## [TASK GOAL]
Select the lines that hold the word "Insolation" and copy each one.

## [EXCERPTED RECORDS]
::::::::

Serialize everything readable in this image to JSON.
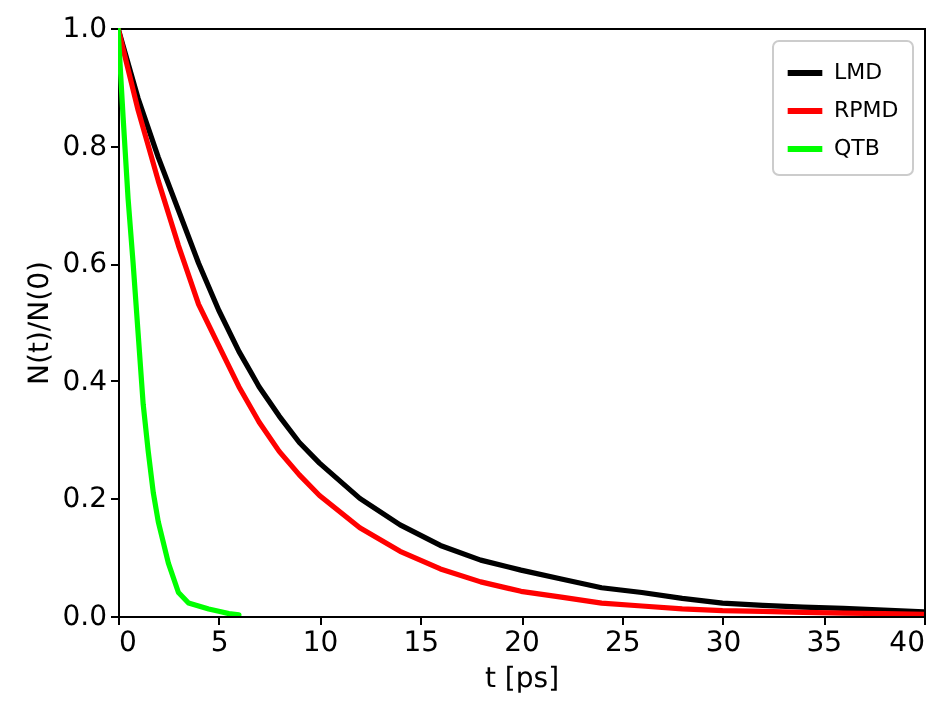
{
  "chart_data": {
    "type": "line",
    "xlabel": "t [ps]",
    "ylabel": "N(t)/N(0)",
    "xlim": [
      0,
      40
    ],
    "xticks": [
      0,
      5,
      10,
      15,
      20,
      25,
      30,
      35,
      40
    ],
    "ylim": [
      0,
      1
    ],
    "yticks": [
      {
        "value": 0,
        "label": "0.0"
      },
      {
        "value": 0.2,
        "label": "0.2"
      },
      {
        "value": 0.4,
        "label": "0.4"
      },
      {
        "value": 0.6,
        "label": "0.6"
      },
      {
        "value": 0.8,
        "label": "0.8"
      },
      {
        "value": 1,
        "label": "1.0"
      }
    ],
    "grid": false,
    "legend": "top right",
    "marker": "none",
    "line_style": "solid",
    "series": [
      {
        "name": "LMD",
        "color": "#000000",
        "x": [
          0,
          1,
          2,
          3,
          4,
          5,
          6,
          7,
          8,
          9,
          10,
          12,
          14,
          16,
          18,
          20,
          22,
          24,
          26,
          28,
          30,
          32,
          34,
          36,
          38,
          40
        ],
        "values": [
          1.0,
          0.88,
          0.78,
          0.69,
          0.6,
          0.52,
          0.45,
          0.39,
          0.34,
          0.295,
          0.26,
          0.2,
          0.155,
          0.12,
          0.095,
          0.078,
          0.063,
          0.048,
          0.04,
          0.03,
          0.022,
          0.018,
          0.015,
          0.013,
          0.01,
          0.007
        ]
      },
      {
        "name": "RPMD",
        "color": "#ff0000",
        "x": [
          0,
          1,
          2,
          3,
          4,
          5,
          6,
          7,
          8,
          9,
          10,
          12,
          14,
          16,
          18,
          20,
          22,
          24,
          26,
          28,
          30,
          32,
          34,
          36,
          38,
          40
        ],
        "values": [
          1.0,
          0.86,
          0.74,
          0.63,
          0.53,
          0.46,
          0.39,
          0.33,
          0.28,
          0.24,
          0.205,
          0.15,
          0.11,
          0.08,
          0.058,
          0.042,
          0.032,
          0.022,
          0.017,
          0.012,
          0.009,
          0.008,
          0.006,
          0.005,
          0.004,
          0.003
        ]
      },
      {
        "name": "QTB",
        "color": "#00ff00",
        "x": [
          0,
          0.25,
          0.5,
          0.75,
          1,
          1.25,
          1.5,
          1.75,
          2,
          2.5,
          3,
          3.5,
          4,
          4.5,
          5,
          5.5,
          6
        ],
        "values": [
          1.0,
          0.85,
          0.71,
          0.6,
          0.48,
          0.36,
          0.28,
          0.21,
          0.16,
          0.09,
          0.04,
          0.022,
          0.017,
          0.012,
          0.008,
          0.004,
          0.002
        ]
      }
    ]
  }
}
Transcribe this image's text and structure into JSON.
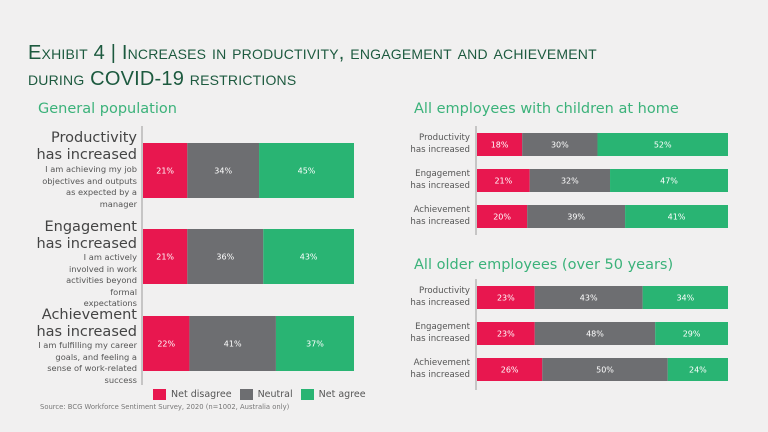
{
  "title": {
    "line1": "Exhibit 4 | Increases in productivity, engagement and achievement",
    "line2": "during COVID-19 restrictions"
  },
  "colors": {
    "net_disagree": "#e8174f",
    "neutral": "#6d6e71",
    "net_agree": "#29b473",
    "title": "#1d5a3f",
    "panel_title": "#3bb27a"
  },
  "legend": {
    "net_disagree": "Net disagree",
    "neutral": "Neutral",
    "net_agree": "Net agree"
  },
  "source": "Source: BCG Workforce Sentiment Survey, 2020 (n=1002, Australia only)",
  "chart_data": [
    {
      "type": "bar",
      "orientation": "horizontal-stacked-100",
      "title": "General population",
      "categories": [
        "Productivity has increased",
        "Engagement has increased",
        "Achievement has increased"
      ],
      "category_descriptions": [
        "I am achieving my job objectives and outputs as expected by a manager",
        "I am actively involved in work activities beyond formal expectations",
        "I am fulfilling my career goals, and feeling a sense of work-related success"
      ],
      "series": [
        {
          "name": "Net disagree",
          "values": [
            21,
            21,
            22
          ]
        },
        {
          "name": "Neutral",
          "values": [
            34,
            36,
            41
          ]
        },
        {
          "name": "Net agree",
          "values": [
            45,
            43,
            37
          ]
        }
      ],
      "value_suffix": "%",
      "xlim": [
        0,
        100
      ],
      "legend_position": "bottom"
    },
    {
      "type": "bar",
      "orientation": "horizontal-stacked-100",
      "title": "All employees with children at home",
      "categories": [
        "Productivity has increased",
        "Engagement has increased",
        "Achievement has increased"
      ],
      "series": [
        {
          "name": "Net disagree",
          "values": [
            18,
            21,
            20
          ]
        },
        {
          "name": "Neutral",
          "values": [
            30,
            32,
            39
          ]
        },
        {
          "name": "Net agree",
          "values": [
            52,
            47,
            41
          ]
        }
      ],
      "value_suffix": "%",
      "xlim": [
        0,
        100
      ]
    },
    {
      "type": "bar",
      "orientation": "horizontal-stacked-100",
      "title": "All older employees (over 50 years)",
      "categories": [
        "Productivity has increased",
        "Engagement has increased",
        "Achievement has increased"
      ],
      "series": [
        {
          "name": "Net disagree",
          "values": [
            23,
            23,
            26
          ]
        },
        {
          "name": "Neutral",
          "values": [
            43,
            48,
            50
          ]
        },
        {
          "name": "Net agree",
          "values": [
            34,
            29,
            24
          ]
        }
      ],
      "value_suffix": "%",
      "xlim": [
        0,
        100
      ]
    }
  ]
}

::::::::

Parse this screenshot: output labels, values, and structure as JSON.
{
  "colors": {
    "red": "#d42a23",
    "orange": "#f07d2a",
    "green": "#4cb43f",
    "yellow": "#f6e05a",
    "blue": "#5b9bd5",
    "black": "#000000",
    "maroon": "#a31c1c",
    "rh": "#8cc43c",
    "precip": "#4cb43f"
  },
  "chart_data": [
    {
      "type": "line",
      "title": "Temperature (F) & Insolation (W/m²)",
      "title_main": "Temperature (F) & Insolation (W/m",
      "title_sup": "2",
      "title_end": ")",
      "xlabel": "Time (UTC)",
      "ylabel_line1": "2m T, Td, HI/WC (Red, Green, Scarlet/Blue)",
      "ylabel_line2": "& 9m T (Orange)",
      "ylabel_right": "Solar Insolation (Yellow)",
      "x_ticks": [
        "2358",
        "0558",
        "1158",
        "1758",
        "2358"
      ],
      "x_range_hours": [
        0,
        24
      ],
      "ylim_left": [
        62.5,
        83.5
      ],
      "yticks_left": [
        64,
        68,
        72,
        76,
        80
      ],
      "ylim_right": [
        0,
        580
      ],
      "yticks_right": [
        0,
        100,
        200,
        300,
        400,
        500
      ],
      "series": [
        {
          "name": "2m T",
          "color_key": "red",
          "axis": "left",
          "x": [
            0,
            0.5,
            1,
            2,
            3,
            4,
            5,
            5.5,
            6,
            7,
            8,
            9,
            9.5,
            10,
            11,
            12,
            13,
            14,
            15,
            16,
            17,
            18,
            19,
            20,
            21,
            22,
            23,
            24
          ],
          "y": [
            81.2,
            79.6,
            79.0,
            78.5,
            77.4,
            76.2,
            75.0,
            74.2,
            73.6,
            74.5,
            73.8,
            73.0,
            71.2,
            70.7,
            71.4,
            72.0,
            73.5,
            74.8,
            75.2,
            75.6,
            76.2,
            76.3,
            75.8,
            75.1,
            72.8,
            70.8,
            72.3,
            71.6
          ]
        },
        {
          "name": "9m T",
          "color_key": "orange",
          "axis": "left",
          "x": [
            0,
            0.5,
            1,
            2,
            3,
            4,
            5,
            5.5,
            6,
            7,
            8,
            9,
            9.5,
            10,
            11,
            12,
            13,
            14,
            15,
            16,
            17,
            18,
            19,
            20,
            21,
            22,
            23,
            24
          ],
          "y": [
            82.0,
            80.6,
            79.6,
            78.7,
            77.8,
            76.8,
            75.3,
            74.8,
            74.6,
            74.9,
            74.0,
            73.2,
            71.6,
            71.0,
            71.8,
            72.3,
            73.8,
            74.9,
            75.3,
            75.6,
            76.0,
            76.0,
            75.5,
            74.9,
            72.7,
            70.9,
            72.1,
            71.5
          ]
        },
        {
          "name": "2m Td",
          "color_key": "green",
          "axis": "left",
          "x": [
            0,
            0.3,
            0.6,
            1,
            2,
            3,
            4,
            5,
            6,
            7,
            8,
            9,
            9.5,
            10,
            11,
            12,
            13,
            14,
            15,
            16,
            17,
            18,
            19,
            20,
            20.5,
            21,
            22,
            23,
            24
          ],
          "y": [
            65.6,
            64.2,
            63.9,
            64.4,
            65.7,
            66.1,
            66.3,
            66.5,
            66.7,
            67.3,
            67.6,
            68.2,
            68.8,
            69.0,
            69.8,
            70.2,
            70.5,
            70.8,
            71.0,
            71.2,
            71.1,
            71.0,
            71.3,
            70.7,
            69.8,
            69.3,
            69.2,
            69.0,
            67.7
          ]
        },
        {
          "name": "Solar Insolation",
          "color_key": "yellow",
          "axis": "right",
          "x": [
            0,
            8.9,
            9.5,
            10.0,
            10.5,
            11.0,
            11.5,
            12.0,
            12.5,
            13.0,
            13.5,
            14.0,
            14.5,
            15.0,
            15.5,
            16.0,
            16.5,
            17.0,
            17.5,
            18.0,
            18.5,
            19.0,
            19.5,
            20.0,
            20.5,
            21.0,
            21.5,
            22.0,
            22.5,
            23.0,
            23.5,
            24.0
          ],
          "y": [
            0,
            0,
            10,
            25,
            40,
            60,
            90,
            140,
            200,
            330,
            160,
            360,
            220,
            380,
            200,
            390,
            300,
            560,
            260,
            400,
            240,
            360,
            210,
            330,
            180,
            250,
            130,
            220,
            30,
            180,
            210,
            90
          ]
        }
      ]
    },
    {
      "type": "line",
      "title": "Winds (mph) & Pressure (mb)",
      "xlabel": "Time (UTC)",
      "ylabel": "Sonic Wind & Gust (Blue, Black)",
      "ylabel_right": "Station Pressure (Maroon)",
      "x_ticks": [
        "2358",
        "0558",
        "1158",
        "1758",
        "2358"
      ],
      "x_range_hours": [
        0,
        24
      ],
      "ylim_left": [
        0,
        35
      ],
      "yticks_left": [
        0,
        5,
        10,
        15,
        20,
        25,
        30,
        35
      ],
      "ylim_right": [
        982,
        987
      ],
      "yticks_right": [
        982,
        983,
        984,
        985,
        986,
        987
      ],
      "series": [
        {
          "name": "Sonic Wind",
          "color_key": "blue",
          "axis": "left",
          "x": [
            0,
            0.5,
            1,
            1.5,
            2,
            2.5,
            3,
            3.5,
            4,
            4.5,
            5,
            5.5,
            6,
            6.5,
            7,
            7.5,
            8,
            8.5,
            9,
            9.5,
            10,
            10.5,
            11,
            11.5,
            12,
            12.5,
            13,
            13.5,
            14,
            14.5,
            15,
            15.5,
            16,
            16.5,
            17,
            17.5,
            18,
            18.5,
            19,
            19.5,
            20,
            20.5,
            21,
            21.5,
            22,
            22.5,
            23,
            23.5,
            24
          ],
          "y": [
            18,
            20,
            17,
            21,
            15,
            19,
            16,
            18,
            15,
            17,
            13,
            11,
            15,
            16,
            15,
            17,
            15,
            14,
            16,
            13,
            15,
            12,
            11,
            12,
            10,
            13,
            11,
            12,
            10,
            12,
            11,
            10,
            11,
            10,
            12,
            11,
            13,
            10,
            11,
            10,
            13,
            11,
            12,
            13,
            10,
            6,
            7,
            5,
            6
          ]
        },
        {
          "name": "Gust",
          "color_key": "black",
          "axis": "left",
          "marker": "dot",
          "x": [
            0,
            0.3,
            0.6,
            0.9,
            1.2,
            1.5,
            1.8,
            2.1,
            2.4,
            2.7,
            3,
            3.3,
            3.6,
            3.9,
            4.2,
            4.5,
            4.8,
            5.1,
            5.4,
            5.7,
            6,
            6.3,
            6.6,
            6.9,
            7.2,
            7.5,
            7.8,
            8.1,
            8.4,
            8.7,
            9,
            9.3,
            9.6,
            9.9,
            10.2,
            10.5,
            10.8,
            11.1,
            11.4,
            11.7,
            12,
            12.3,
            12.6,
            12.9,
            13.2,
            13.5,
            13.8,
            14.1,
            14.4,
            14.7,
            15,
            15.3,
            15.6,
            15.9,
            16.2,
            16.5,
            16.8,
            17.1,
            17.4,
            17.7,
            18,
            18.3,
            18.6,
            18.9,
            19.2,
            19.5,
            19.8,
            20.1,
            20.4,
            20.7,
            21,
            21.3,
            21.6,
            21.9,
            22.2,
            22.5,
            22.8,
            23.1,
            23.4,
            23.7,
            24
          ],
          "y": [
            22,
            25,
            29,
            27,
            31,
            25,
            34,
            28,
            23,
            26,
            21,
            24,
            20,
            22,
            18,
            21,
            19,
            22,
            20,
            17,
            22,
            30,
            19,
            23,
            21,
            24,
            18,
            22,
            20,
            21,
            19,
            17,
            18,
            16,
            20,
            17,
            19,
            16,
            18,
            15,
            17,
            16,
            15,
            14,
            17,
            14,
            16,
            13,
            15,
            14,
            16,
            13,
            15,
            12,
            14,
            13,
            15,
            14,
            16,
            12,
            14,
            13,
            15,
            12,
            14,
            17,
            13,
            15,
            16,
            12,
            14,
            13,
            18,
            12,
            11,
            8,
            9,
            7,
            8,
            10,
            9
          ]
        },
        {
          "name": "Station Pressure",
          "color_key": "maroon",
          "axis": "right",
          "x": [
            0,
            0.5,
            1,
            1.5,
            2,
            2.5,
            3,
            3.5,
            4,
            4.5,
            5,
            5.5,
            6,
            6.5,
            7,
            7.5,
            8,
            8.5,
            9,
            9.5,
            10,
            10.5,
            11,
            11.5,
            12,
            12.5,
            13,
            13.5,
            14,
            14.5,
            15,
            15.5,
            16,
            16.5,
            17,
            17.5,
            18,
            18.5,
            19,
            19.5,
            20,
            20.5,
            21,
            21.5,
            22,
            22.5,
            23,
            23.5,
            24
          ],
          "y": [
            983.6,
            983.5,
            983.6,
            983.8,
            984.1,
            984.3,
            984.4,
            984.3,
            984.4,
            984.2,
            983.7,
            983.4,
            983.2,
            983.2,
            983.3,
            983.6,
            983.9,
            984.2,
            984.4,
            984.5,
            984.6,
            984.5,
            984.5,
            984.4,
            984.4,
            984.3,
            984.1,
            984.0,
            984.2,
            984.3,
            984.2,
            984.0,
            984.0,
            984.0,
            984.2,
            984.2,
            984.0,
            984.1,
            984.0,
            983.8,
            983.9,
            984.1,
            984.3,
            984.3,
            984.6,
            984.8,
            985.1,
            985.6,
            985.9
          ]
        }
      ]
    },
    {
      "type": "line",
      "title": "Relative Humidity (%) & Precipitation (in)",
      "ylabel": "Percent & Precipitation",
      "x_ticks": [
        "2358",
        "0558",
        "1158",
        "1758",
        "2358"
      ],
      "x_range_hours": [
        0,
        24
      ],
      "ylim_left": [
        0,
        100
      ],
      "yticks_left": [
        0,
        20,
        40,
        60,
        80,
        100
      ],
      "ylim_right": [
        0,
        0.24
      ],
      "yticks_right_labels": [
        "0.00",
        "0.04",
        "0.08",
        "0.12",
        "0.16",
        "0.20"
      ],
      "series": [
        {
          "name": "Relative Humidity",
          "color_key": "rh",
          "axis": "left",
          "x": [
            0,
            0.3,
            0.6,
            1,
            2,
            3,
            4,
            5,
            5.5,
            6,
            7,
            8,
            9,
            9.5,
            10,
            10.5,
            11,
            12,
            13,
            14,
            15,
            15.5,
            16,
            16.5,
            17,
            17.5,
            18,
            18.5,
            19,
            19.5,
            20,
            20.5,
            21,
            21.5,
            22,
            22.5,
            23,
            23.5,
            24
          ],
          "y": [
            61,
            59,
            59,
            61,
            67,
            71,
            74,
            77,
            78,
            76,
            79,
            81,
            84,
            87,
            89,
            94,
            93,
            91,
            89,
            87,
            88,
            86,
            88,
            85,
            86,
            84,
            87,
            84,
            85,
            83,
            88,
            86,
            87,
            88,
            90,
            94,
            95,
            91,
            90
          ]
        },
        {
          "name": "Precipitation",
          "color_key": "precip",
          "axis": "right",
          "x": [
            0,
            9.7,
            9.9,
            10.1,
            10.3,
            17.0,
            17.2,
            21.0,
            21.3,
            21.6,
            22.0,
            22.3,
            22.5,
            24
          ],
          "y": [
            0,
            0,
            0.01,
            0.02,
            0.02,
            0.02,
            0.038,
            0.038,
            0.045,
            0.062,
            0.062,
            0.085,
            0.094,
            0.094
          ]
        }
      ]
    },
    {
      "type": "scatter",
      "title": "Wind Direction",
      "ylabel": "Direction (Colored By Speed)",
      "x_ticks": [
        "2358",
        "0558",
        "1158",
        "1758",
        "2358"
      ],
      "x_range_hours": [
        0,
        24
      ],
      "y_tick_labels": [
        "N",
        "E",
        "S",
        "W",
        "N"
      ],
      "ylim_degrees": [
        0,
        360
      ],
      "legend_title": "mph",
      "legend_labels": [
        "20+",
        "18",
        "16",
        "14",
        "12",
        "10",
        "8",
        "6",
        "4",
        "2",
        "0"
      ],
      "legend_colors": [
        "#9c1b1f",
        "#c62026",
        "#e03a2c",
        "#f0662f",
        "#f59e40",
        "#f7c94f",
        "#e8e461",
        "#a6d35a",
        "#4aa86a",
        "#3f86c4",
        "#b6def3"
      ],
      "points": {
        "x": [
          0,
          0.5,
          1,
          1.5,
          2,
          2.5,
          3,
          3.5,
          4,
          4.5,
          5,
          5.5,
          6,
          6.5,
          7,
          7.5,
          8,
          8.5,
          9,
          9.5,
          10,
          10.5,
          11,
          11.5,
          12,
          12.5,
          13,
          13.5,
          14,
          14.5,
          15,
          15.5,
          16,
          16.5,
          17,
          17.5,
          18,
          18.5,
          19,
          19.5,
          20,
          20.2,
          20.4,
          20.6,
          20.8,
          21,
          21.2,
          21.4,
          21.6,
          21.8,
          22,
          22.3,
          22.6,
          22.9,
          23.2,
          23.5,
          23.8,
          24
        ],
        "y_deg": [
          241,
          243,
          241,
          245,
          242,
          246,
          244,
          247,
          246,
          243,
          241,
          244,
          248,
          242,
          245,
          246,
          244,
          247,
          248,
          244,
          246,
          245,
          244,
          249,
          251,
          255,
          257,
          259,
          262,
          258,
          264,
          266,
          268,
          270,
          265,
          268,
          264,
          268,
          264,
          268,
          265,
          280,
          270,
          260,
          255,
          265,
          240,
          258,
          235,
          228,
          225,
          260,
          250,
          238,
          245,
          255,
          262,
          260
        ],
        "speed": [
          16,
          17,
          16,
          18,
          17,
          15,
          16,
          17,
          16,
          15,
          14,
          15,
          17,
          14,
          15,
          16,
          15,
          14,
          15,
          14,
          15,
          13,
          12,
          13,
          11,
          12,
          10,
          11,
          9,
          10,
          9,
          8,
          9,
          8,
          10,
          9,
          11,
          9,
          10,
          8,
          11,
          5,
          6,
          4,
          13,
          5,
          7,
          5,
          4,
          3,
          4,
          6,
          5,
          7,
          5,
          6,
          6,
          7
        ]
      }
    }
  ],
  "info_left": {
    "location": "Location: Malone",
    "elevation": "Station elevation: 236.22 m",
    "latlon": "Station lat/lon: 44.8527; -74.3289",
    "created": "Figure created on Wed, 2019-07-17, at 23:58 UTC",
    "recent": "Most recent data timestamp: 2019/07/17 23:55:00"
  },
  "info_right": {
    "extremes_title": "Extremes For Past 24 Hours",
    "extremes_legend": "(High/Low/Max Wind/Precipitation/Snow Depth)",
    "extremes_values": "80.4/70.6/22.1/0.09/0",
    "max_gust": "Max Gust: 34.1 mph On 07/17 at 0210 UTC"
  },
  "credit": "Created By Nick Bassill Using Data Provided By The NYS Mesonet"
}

::::::::

## [ANSWER IN FULL]
      "title": "Temperature (F) & Insolation (W/m²)",
      "title_main": "Temperature (F) & Insolation (W/m",
      "ylabel_right": "Solar Insolation (Yellow)",
          "name": "Solar Insolation",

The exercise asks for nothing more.